YOUR OBJECTIVE
Output the data exactly, with every line intact.

RECORD LIST
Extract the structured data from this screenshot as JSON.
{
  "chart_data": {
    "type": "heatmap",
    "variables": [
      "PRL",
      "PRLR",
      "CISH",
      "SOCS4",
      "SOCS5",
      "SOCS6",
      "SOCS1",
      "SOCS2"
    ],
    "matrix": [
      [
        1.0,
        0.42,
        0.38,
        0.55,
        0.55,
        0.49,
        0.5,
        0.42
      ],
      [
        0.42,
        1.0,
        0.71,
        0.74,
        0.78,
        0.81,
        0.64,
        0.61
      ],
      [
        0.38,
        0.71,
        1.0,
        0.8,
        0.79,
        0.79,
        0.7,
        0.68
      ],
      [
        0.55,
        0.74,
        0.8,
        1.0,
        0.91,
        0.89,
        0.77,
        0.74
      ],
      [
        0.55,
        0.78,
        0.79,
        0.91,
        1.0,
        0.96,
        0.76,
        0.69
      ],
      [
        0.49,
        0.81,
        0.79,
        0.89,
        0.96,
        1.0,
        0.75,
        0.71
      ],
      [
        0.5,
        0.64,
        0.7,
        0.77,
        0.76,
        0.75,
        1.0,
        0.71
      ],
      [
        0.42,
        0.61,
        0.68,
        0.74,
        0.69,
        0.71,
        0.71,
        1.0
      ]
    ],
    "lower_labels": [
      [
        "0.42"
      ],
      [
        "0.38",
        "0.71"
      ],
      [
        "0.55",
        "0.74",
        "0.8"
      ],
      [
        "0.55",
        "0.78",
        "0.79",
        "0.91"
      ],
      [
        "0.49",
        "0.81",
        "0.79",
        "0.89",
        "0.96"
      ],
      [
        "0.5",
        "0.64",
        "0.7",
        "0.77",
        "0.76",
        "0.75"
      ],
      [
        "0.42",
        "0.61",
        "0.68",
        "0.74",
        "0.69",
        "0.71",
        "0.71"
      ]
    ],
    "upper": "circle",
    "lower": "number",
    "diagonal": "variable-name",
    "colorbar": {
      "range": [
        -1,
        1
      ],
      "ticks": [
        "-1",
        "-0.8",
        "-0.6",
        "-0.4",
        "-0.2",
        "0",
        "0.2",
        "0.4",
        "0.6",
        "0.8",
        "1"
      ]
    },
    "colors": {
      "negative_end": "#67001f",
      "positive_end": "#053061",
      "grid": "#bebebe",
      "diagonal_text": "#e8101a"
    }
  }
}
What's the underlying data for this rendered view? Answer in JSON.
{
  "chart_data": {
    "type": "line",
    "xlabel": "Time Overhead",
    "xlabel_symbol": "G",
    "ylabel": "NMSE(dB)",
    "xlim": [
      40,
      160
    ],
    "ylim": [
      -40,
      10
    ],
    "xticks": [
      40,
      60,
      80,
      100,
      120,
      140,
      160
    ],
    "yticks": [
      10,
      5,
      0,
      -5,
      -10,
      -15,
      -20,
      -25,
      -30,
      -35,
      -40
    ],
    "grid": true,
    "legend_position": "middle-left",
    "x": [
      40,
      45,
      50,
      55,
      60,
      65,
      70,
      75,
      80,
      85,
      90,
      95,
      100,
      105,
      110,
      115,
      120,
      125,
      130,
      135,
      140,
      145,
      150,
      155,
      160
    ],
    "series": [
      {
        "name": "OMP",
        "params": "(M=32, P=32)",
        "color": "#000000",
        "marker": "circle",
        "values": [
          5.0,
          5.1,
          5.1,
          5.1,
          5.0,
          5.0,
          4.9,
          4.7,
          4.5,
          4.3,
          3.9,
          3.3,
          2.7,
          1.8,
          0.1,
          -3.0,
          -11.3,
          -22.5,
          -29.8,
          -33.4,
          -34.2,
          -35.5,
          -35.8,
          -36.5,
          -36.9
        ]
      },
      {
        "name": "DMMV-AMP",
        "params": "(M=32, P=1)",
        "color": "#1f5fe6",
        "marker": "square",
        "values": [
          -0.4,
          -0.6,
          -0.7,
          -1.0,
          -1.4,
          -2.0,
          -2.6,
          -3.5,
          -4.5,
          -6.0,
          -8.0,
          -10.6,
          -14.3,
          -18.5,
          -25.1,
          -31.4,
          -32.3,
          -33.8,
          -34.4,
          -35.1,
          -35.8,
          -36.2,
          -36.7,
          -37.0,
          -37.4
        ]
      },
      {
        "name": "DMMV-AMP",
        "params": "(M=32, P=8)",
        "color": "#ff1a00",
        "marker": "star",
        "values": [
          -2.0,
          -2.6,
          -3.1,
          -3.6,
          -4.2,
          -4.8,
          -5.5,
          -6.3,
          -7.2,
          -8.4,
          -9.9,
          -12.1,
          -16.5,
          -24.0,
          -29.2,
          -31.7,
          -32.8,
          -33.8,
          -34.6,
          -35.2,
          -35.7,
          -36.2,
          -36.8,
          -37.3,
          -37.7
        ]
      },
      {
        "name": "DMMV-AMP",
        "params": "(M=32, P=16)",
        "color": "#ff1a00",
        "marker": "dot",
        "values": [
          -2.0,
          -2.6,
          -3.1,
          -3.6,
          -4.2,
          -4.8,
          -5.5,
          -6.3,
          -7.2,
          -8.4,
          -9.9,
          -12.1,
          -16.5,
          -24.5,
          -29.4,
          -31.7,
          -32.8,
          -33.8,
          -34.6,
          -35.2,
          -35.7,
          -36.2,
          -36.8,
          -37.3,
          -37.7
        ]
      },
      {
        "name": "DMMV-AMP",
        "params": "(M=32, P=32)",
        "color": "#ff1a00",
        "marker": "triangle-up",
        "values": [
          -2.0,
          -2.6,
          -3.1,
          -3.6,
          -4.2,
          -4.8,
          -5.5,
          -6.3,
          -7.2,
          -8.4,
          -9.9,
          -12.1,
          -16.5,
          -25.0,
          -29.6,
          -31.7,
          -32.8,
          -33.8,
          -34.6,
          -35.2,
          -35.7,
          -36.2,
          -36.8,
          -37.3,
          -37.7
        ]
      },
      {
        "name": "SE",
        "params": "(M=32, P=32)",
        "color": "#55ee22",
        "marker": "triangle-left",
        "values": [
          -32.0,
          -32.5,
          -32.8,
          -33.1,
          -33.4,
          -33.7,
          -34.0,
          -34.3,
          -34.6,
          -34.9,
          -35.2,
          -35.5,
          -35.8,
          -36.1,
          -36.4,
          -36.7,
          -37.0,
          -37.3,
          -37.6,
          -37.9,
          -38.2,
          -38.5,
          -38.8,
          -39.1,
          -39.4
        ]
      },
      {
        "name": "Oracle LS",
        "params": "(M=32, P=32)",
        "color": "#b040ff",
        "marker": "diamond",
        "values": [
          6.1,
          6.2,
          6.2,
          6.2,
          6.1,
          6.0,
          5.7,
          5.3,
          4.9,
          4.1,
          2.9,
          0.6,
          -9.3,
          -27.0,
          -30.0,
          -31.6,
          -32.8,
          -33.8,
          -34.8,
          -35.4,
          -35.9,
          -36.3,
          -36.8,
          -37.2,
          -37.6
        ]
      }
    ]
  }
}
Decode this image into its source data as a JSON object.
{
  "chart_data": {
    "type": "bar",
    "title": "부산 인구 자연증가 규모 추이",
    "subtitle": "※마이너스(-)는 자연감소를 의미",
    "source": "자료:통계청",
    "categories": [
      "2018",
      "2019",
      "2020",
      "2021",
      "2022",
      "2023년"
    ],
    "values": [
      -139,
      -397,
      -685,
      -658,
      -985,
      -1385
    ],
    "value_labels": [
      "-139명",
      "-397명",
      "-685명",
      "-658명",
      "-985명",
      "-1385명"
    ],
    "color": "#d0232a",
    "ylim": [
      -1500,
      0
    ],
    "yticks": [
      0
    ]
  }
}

ANSWER TO THE EXERCISE
Extract the structured data from this screenshot as JSON.
{
  "chart_data": {
    "type": "heatmap",
    "variables": [
      "PRL",
      "PRLR",
      "CISH",
      "SOCS4",
      "SOCS5",
      "SOCS6",
      "SOCS1",
      "SOCS2"
    ],
    "matrix": [
      [
        1.0,
        0.42,
        0.38,
        0.55,
        0.55,
        0.49,
        0.5,
        0.42
      ],
      [
        0.42,
        1.0,
        0.71,
        0.74,
        0.78,
        0.81,
        0.64,
        0.61
      ],
      [
        0.38,
        0.71,
        1.0,
        0.8,
        0.79,
        0.79,
        0.7,
        0.68
      ],
      [
        0.55,
        0.74,
        0.8,
        1.0,
        0.91,
        0.89,
        0.77,
        0.74
      ],
      [
        0.55,
        0.78,
        0.79,
        0.91,
        1.0,
        0.96,
        0.76,
        0.69
      ],
      [
        0.49,
        0.81,
        0.79,
        0.89,
        0.96,
        1.0,
        0.75,
        0.71
      ],
      [
        0.5,
        0.64,
        0.7,
        0.77,
        0.76,
        0.75,
        1.0,
        0.71
      ],
      [
        0.42,
        0.61,
        0.68,
        0.74,
        0.69,
        0.71,
        0.71,
        1.0
      ]
    ],
    "lower_labels": [
      [
        "0.42"
      ],
      [
        "0.38",
        "0.71"
      ],
      [
        "0.55",
        "0.74",
        "0.8"
      ],
      [
        "0.55",
        "0.78",
        "0.79",
        "0.91"
      ],
      [
        "0.49",
        "0.81",
        "0.79",
        "0.89",
        "0.96"
      ],
      [
        "0.5",
        "0.64",
        "0.7",
        "0.77",
        "0.76",
        "0.75"
      ],
      [
        "0.42",
        "0.61",
        "0.68",
        "0.74",
        "0.69",
        "0.71",
        "0.71"
      ]
    ],
    "upper": "circle",
    "lower": "number",
    "diagonal": "variable-name",
    "colorbar": {
      "range": [
        -1,
        1
      ],
      "ticks": [
        "-1",
        "-0.8",
        "-0.6",
        "-0.4",
        "-0.2",
        "0",
        "0.2",
        "0.4",
        "0.6",
        "0.8",
        "1"
      ]
    },
    "colors": {
      "negative_end": "#67001f",
      "positive_end": "#053061",
      "grid": "#bebebe",
      "diagonal_text": "#e8101a"
    }
  }
}
What's the underlying data for this rendered view? Answer in JSON.
{
  "chart_data": {
    "type": "line",
    "xlabel": "Time Overhead",
    "xlabel_symbol": "G",
    "ylabel": "NMSE(dB)",
    "xlim": [
      40,
      160
    ],
    "ylim": [
      -40,
      10
    ],
    "xticks": [
      40,
      60,
      80,
      100,
      120,
      140,
      160
    ],
    "yticks": [
      10,
      5,
      0,
      -5,
      -10,
      -15,
      -20,
      -25,
      -30,
      -35,
      -40
    ],
    "grid": true,
    "legend_position": "middle-left",
    "x": [
      40,
      45,
      50,
      55,
      60,
      65,
      70,
      75,
      80,
      85,
      90,
      95,
      100,
      105,
      110,
      115,
      120,
      125,
      130,
      135,
      140,
      145,
      150,
      155,
      160
    ],
    "series": [
      {
        "name": "OMP",
        "params": "(M=32, P=32)",
        "color": "#000000",
        "marker": "circle",
        "values": [
          5.0,
          5.1,
          5.1,
          5.1,
          5.0,
          5.0,
          4.9,
          4.7,
          4.5,
          4.3,
          3.9,
          3.3,
          2.7,
          1.8,
          0.1,
          -3.0,
          -11.3,
          -22.5,
          -29.8,
          -33.4,
          -34.2,
          -35.5,
          -35.8,
          -36.5,
          -36.9
        ]
      },
      {
        "name": "DMMV-AMP",
        "params": "(M=32, P=1)",
        "color": "#1f5fe6",
        "marker": "square",
        "values": [
          -0.4,
          -0.6,
          -0.7,
          -1.0,
          -1.4,
          -2.0,
          -2.6,
          -3.5,
          -4.5,
          -6.0,
          -8.0,
          -10.6,
          -14.3,
          -18.5,
          -25.1,
          -31.4,
          -32.3,
          -33.8,
          -34.4,
          -35.1,
          -35.8,
          -36.2,
          -36.7,
          -37.0,
          -37.4
        ]
      },
      {
        "name": "DMMV-AMP",
        "params": "(M=32, P=8)",
        "color": "#ff1a00",
        "marker": "star",
        "values": [
          -2.0,
          -2.6,
          -3.1,
          -3.6,
          -4.2,
          -4.8,
          -5.5,
          -6.3,
          -7.2,
          -8.4,
          -9.9,
          -12.1,
          -16.5,
          -24.0,
          -29.2,
          -31.7,
          -32.8,
          -33.8,
          -34.6,
          -35.2,
          -35.7,
          -36.2,
          -36.8,
          -37.3,
          -37.7
        ]
      },
      {
        "name": "DMMV-AMP",
        "params": "(M=32, P=16)",
        "color": "#ff1a00",
        "marker": "dot",
        "values": [
          -2.0,
          -2.6,
          -3.1,
          -3.6,
          -4.2,
          -4.8,
          -5.5,
          -6.3,
          -7.2,
          -8.4,
          -9.9,
          -12.1,
          -16.5,
          -24.5,
          -29.4,
          -31.7,
          -32.8,
          -33.8,
          -34.6,
          -35.2,
          -35.7,
          -36.2,
          -36.8,
          -37.3,
          -37.7
        ]
      },
      {
        "name": "DMMV-AMP",
        "params": "(M=32, P=32)",
        "color": "#ff1a00",
        "marker": "triangle-up",
        "values": [
          -2.0,
          -2.6,
          -3.1,
          -3.6,
          -4.2,
          -4.8,
          -5.5,
          -6.3,
          -7.2,
          -8.4,
          -9.9,
          -12.1,
          -16.5,
          -25.0,
          -29.6,
          -31.7,
          -32.8,
          -33.8,
          -34.6,
          -35.2,
          -35.7,
          -36.2,
          -36.8,
          -37.3,
          -37.7
        ]
      },
      {
        "name": "SE",
        "params": "(M=32, P=32)",
        "color": "#55ee22",
        "marker": "triangle-left",
        "values": [
          -32.0,
          -32.5,
          -32.8,
          -33.1,
          -33.4,
          -33.7,
          -34.0,
          -34.3,
          -34.6,
          -34.9,
          -35.2,
          -35.5,
          -35.8,
          -36.1,
          -36.4,
          -36.7,
          -37.0,
          -37.3,
          -37.6,
          -37.9,
          -38.2,
          -38.5,
          -38.8,
          -39.1,
          -39.4
        ]
      },
      {
        "name": "Oracle LS",
        "params": "(M=32, P=32)",
        "color": "#b040ff",
        "marker": "diamond",
        "values": [
          6.1,
          6.2,
          6.2,
          6.2,
          6.1,
          6.0,
          5.7,
          5.3,
          4.9,
          4.1,
          2.9,
          0.6,
          -9.3,
          -27.0,
          -30.0,
          -31.6,
          -32.8,
          -33.8,
          -34.8,
          -35.4,
          -35.9,
          -36.3,
          -36.8,
          -37.2,
          -37.6
        ]
      }
    ]
  }
}
Decode this image into its source data as a JSON object.
{
  "chart_data": {
    "type": "bar",
    "title": "부산 인구 자연증가 규모 추이",
    "subtitle": "※마이너스(-)는 자연감소를 의미",
    "source": "자료:통계청",
    "categories": [
      "2018",
      "2019",
      "2020",
      "2021",
      "2022",
      "2023년"
    ],
    "values": [
      -139,
      -397,
      -685,
      -658,
      -985,
      -1385
    ],
    "value_labels": [
      "-139명",
      "-397명",
      "-685명",
      "-658명",
      "-985명",
      "-1385명"
    ],
    "color": "#d0232a",
    "ylim": [
      -1500,
      0
    ],
    "yticks": [
      0
    ]
  }
}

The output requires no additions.